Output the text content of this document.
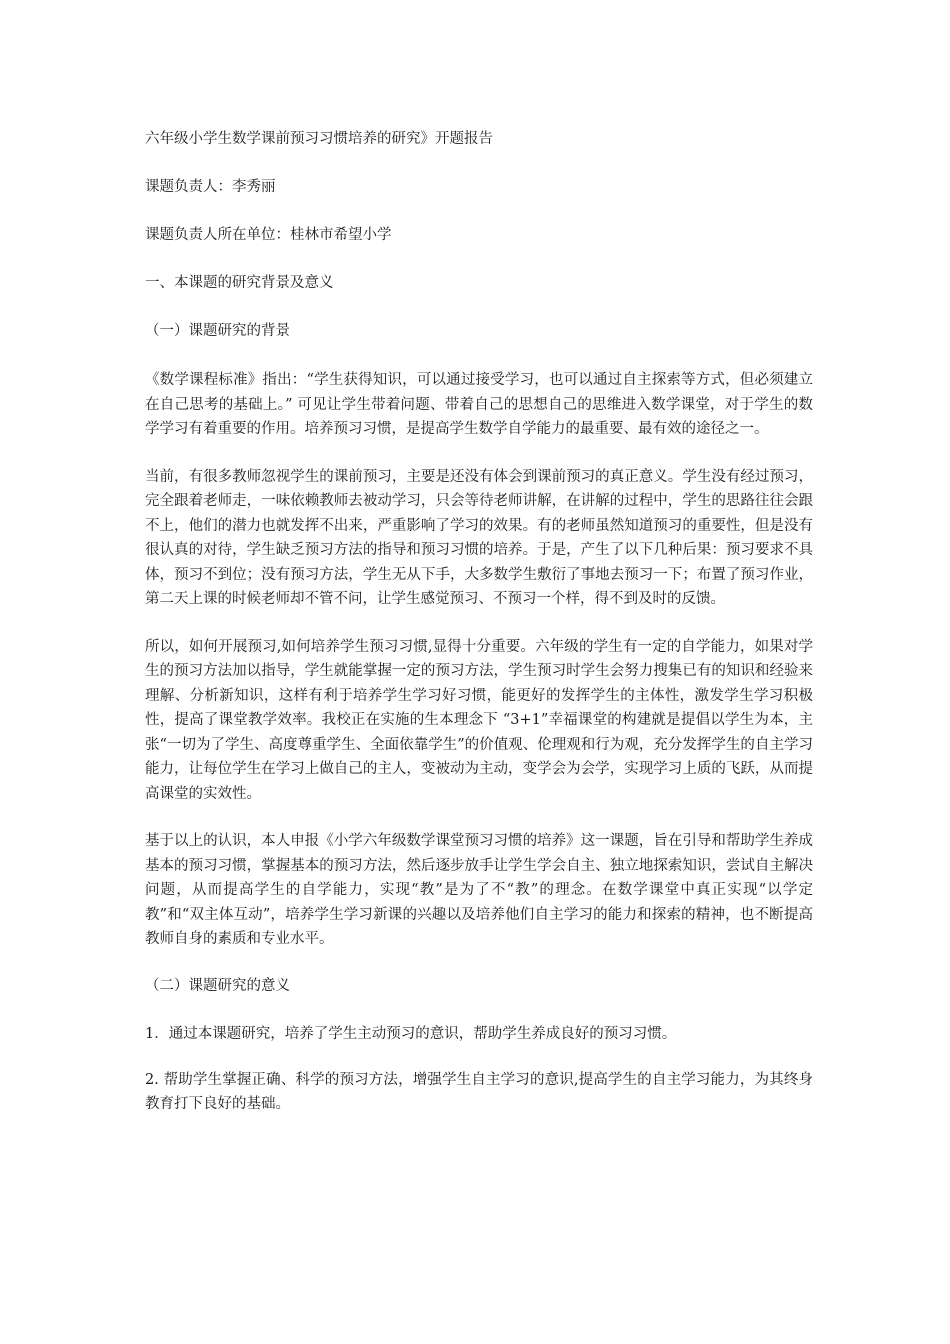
六年级小学生数学课前预习习惯培养的研究》开题报告

课题负责人：李秀丽

课题负责人所在单位：桂林市希望小学

一、本课题的研究背景及意义

（一）课题研究的背景

《数学课程标准》指出：“学生获得知识，可以通过接受学习，也可以通过自主探索等方式，但必须建立在自己思考的基础上。” 可见让学生带着问题、带着自己的思想自己的思维进入数学课堂，对于学生的数学学习有着重要的作用。培养预习习惯，是提高学生数学自学能力的最重要、最有效的途径之一。

当前，有很多教师忽视学生的课前预习，主要是还没有体会到课前预习的真正意义。学生没有经过预习，完全跟着老师走，一味依赖教师去被动学习，只会等待老师讲解，在讲解的过程中，学生的思路往往会跟不上，他们的潜力也就发挥不出来，严重影响了学习的效果。有的老师虽然知道预习的重要性，但是没有很认真的对待，学生缺乏预习方法的指导和预习习惯的培养。于是，产生了以下几种后果：预习要求不具体，预习不到位；没有预习方法，学生无从下手，大多数学生敷衍了事地去预习一下；布置了预习作业，第二天上课的时候老师却不管不问，让学生感觉预习、不预习一个样，得不到及时的反馈。

所以，如何开展预习,如何培养学生预习习惯,显得十分重要。六年级的学生有一定的自学能力，如果对学生的预习方法加以指导，学生就能掌握一定的预习方法，学生预习时学生会努力搜集已有的知识和经验来理解、分析新知识，这样有利于培养学生学习好习惯，能更好的发挥学生的主体性，激发学生学习积极性，提高了课堂教学效率。我校正在实施的生本理念下 “3+1”幸福课堂的构建就是提倡以学生为本，主张“一切为了学生、高度尊重学生、全面依靠学生”的价值观、伦理观和行为观，充分发挥学生的自主学习能力，让每位学生在学习上做自己的主人，变被动为主动，变学会为会学，实现学习上质的飞跃，从而提高课堂的实效性。

基于以上的认识，本人申报《小学六年级数学课堂预习习惯的培养》这一课题，旨在引导和帮助学生养成基本的预习习惯，掌握基本的预习方法，然后逐步放手让学生学会自主、独立地探索知识，尝试自主解决问题，从而提高学生的自学能力，实现“教”是为了不“教”的理念。在数学课堂中真正实现“以学定教”和“双主体互动”，培养学生学习新课的兴趣以及培养他们自主学习的能力和探索的精神，也不断提高教师自身的素质和专业水平。

（二）课题研究的意义

1．通过本课题研究，培养了学生主动预习的意识，帮助学生养成良好的预习习惯。

2. 帮助学生掌握正确、科学的预习方法，增强学生自主学习的意识,提高学生的自主学习能力，为其终身教育打下良好的基础。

━━━━━━━━━━━━━━━━

**REQUIRED TASK:** Repeat the material verbatim. Do not carry over any picture.

**EXERCISE OUTPUT:**
Output the text content of this document.
六年级小学生数学课前预习习惯培养的研究》开题报告

课题负责人：李秀丽

课题负责人所在单位：桂林市希望小学

一、本课题的研究背景及意义

（一）课题研究的背景

《数学课程标准》指出：“学生获得知识，可以通过接受学习，也可以通过自主探索等方式，但必须建立在自己思考的基础上。” 可见让学生带着问题、带着自己的思想自己的思维进入数学课堂，对于学生的数学学习有着重要的作用。培养预习习惯，是提高学生数学自学能力的最重要、最有效的途径之一。

当前，有很多教师忽视学生的课前预习，主要是还没有体会到课前预习的真正意义。学生没有经过预习，完全跟着老师走，一味依赖教师去被动学习，只会等待老师讲解，在讲解的过程中，学生的思路往往会跟不上，他们的潜力也就发挥不出来，严重影响了学习的效果。有的老师虽然知道预习的重要性，但是没有很认真的对待，学生缺乏预习方法的指导和预习习惯的培养。于是，产生了以下几种后果：预习要求不具体，预习不到位；没有预习方法，学生无从下手，大多数学生敷衍了事地去预习一下；布置了预习作业，第二天上课的时候老师却不管不问，让学生感觉预习、不预习一个样，得不到及时的反馈。

所以，如何开展预习,如何培养学生预习习惯,显得十分重要。六年级的学生有一定的自学能力，如果对学生的预习方法加以指导，学生就能掌握一定的预习方法，学生预习时学生会努力搜集已有的知识和经验来理解、分析新知识，这样有利于培养学生学习好习惯，能更好的发挥学生的主体性，激发学生学习积极性，提高了课堂教学效率。我校正在实施的生本理念下 “3+1”幸福课堂的构建就是提倡以学生为本，主张“一切为了学生、高度尊重学生、全面依靠学生”的价值观、伦理观和行为观，充分发挥学生的自主学习能力，让每位学生在学习上做自己的主人，变被动为主动，变学会为会学，实现学习上质的飞跃，从而提高课堂的实效性。

基于以上的认识，本人申报《小学六年级数学课堂预习习惯的培养》这一课题，旨在引导和帮助学生养成基本的预习习惯，掌握基本的预习方法，然后逐步放手让学生学会自主、独立地探索知识，尝试自主解决问题，从而提高学生的自学能力，实现“教”是为了不“教”的理念。在数学课堂中真正实现“以学定教”和“双主体互动”，培养学生学习新课的兴趣以及培养他们自主学习的能力和探索的精神，也不断提高教师自身的素质和专业水平。

（二）课题研究的意义

1．通过本课题研究，培养了学生主动预习的意识，帮助学生养成良好的预习习惯。

2. 帮助学生掌握正确、科学的预习方法，增强学生自主学习的意识,提高学生的自主学习能力，为其终身教育打下良好的基础。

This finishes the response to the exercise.